== Written request ==
Give the rows below as a JSON list of strings with one string per line and no blank lines. Begin at the first line and go on through the line with "x-tick-label: 100 [163,377,172,386]", including that line.

== Given entries ==
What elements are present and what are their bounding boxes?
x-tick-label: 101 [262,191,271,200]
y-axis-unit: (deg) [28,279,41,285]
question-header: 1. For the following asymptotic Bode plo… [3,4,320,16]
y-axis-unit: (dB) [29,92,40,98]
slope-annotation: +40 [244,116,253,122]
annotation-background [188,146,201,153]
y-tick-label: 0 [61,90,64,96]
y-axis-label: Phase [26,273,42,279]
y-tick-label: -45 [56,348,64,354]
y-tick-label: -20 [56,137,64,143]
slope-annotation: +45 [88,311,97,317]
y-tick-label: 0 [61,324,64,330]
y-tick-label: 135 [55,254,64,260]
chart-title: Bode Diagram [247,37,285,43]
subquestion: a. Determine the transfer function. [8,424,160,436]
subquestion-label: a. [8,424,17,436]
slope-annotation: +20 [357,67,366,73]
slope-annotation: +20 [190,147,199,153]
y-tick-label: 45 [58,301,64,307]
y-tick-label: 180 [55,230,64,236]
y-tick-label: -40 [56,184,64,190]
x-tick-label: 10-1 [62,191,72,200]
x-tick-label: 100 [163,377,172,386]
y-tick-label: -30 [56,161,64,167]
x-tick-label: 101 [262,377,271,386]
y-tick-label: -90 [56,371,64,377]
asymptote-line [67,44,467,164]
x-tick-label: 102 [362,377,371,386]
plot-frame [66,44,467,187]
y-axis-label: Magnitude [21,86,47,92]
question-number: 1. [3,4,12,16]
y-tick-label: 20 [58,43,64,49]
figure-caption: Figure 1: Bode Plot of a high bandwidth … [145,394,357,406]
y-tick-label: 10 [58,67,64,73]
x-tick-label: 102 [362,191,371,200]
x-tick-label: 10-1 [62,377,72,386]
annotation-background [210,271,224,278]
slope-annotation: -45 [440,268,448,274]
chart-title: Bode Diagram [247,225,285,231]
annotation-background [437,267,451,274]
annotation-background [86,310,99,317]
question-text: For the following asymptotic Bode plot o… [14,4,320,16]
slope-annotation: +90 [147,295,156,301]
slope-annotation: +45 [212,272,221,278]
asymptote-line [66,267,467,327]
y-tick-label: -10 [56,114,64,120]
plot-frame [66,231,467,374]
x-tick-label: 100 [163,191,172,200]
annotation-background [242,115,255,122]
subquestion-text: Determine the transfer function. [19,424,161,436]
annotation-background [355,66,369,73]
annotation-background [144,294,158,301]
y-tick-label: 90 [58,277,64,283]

== Final answer ==
[
  "What elements are present and what are their bounding boxes?",
  "x-tick-label: 101 [262,191,271,200]",
  "y-axis-unit: (deg) [28,279,41,285]",
  "question-header: 1. For the following asymptotic Bode plo… [3,4,320,16]",
  "y-axis-unit: (dB) [29,92,40,98]",
  "slope-annotation: +40 [244,116,253,122]",
  "annotation-background [188,146,201,153]",
  "y-tick-label: 0 [61,90,64,96]",
  "y-axis-label: Phase [26,273,42,279]",
  "y-tick-label: -45 [56,348,64,354]",
  "y-tick-label: -20 [56,137,64,143]",
  "slope-annotation: +45 [88,311,97,317]",
  "y-tick-label: 0 [61,324,64,330]",
  "y-tick-label: 135 [55,254,64,260]",
  "chart-title: Bode Diagram [247,37,285,43]",
  "subquestion: a. Determine the transfer function. [8,424,160,436]",
  "subquestion-label: a. [8,424,17,436]",
  "slope-annotation: +20 [357,67,366,73]",
  "slope-annotation: +20 [190,147,199,153]",
  "y-tick-label: 45 [58,301,64,307]",
  "y-tick-label: 180 [55,230,64,236]",
  "y-tick-label: -40 [56,184,64,190]",
  "x-tick-label: 10-1 [62,191,72,200]",
  "x-tick-label: 100 [163,377,172,386]"
]